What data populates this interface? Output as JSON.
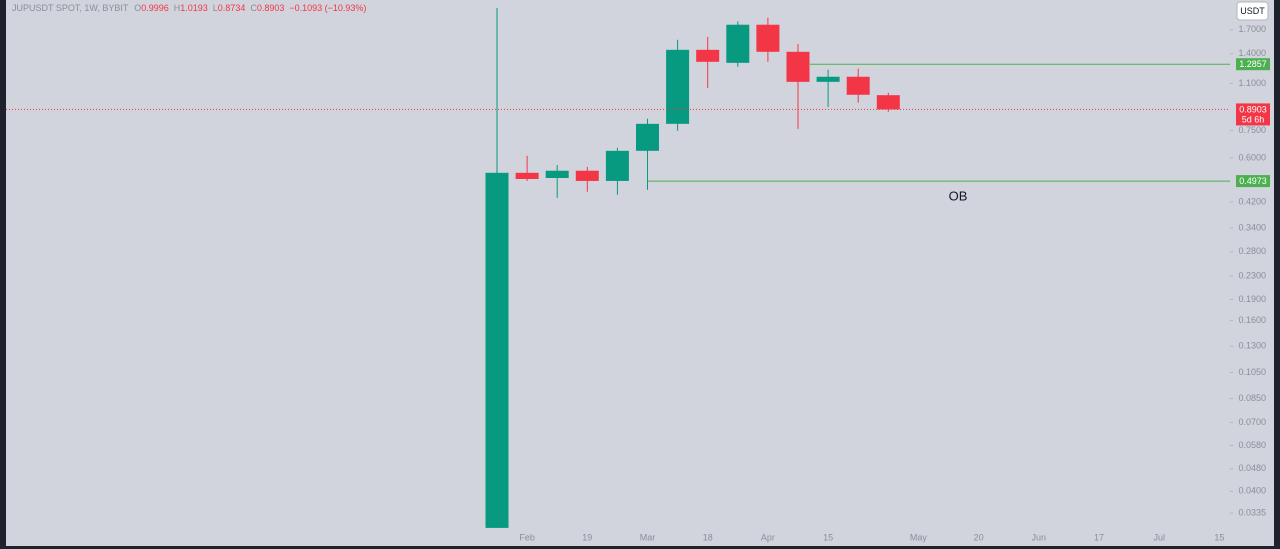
{
  "chart_data": {
    "type": "candlestick",
    "title": "JUPUSDT SPOT, 1W, BYBIT",
    "ohlc_legend": {
      "open": "O",
      "high": "H",
      "low": "L",
      "close": "C",
      "change": "−0.1093 (−10.93%)"
    },
    "currency": "USDT",
    "categories": [
      null,
      "Feb",
      null,
      "19",
      null,
      "Mar",
      null,
      "18",
      null,
      "Apr",
      null,
      "15",
      null,
      null,
      "May",
      null,
      "20",
      null,
      "Jun",
      null,
      "17",
      null,
      "Jul",
      null,
      "15"
    ],
    "open": [
      0.0297,
      0.532,
      0.51,
      0.541,
      0.498,
      0.636,
      0.792,
      1.445,
      1.3,
      1.772,
      1.422,
      1.114,
      1.161,
      0.9996,
      null,
      null,
      null,
      null,
      null,
      null,
      null,
      null,
      null,
      null,
      null
    ],
    "high": [
      2.03,
      0.611,
      0.567,
      0.558,
      0.652,
      0.825,
      1.568,
      1.606,
      1.82,
      1.876,
      1.517,
      1.229,
      1.24,
      1.0193,
      null,
      null,
      null,
      null,
      null,
      null,
      null,
      null,
      null,
      null,
      null
    ],
    "low": [
      0.0297,
      0.498,
      0.434,
      0.456,
      0.445,
      0.463,
      0.748,
      1.061,
      1.259,
      1.311,
      0.76,
      0.909,
      0.94,
      0.8734,
      null,
      null,
      null,
      null,
      null,
      null,
      null,
      null,
      null,
      null,
      null
    ],
    "close": [
      0.532,
      0.506,
      0.541,
      0.498,
      0.636,
      0.792,
      1.445,
      1.311,
      1.772,
      1.422,
      1.114,
      1.161,
      1.003,
      0.8903,
      null,
      null,
      null,
      null,
      null,
      null,
      null,
      null,
      null,
      null,
      null
    ],
    "up_color": "#089981",
    "down_color": "#f23645",
    "log_scale": true,
    "ylim": [
      0.0292,
      2.03
    ],
    "yticks": [
      {
        "value": 1.7,
        "label": "1.7000"
      },
      {
        "value": 1.4,
        "label": "1.4000"
      },
      {
        "value": 1.1,
        "label": "1.1000"
      },
      {
        "value": 0.75,
        "label": "0.7500"
      },
      {
        "value": 0.6,
        "label": "0.6000"
      },
      {
        "value": 0.42,
        "label": "0.4200"
      },
      {
        "value": 0.34,
        "label": "0.3400"
      },
      {
        "value": 0.28,
        "label": "0.2800"
      },
      {
        "value": 0.23,
        "label": "0.2300"
      },
      {
        "value": 0.19,
        "label": "0.1900"
      },
      {
        "value": 0.16,
        "label": "0.1600"
      },
      {
        "value": 0.13,
        "label": "0.1300"
      },
      {
        "value": 0.105,
        "label": "0.1050"
      },
      {
        "value": 0.085,
        "label": "0.0850"
      },
      {
        "value": 0.07,
        "label": "0.0700"
      },
      {
        "value": 0.058,
        "label": "0.0580"
      },
      {
        "value": 0.048,
        "label": "0.0480"
      },
      {
        "value": 0.04,
        "label": "0.0400"
      },
      {
        "value": 0.0335,
        "label": "0.0335"
      }
    ],
    "levels": [
      1.2857,
      0.4973
    ],
    "level_color": "#4caf50",
    "countdown": "5d 6h",
    "annotation": "OB"
  }
}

★ ★ ★ ★

**WHAT IS ASKED**
Output all of the entries verbatim, leaving out any images.

**ANSWER FOR THE TASK**
What data populates this interface? Output as JSON.
{
  "chart_data": {
    "type": "candlestick",
    "title": "JUPUSDT SPOT, 1W, BYBIT",
    "ohlc_legend": {
      "open": "O",
      "high": "H",
      "low": "L",
      "close": "C",
      "change": "−0.1093 (−10.93%)"
    },
    "currency": "USDT",
    "categories": [
      null,
      "Feb",
      null,
      "19",
      null,
      "Mar",
      null,
      "18",
      null,
      "Apr",
      null,
      "15",
      null,
      null,
      "May",
      null,
      "20",
      null,
      "Jun",
      null,
      "17",
      null,
      "Jul",
      null,
      "15"
    ],
    "open": [
      0.0297,
      0.532,
      0.51,
      0.541,
      0.498,
      0.636,
      0.792,
      1.445,
      1.3,
      1.772,
      1.422,
      1.114,
      1.161,
      0.9996,
      null,
      null,
      null,
      null,
      null,
      null,
      null,
      null,
      null,
      null,
      null
    ],
    "high": [
      2.03,
      0.611,
      0.567,
      0.558,
      0.652,
      0.825,
      1.568,
      1.606,
      1.82,
      1.876,
      1.517,
      1.229,
      1.24,
      1.0193,
      null,
      null,
      null,
      null,
      null,
      null,
      null,
      null,
      null,
      null,
      null
    ],
    "low": [
      0.0297,
      0.498,
      0.434,
      0.456,
      0.445,
      0.463,
      0.748,
      1.061,
      1.259,
      1.311,
      0.76,
      0.909,
      0.94,
      0.8734,
      null,
      null,
      null,
      null,
      null,
      null,
      null,
      null,
      null,
      null,
      null
    ],
    "close": [
      0.532,
      0.506,
      0.541,
      0.498,
      0.636,
      0.792,
      1.445,
      1.311,
      1.772,
      1.422,
      1.114,
      1.161,
      1.003,
      0.8903,
      null,
      null,
      null,
      null,
      null,
      null,
      null,
      null,
      null,
      null,
      null
    ],
    "up_color": "#089981",
    "down_color": "#f23645",
    "log_scale": true,
    "ylim": [
      0.0292,
      2.03
    ],
    "yticks": [
      {
        "value": 1.7,
        "label": "1.7000"
      },
      {
        "value": 1.4,
        "label": "1.4000"
      },
      {
        "value": 1.1,
        "label": "1.1000"
      },
      {
        "value": 0.75,
        "label": "0.7500"
      },
      {
        "value": 0.6,
        "label": "0.6000"
      },
      {
        "value": 0.42,
        "label": "0.4200"
      },
      {
        "value": 0.34,
        "label": "0.3400"
      },
      {
        "value": 0.28,
        "label": "0.2800"
      },
      {
        "value": 0.23,
        "label": "0.2300"
      },
      {
        "value": 0.19,
        "label": "0.1900"
      },
      {
        "value": 0.16,
        "label": "0.1600"
      },
      {
        "value": 0.13,
        "label": "0.1300"
      },
      {
        "value": 0.105,
        "label": "0.1050"
      },
      {
        "value": 0.085,
        "label": "0.0850"
      },
      {
        "value": 0.07,
        "label": "0.0700"
      },
      {
        "value": 0.058,
        "label": "0.0580"
      },
      {
        "value": 0.048,
        "label": "0.0480"
      },
      {
        "value": 0.04,
        "label": "0.0400"
      },
      {
        "value": 0.0335,
        "label": "0.0335"
      }
    ],
    "levels": [
      1.2857,
      0.4973
    ],
    "level_color": "#4caf50",
    "countdown": "5d 6h",
    "annotation": "OB"
  }
}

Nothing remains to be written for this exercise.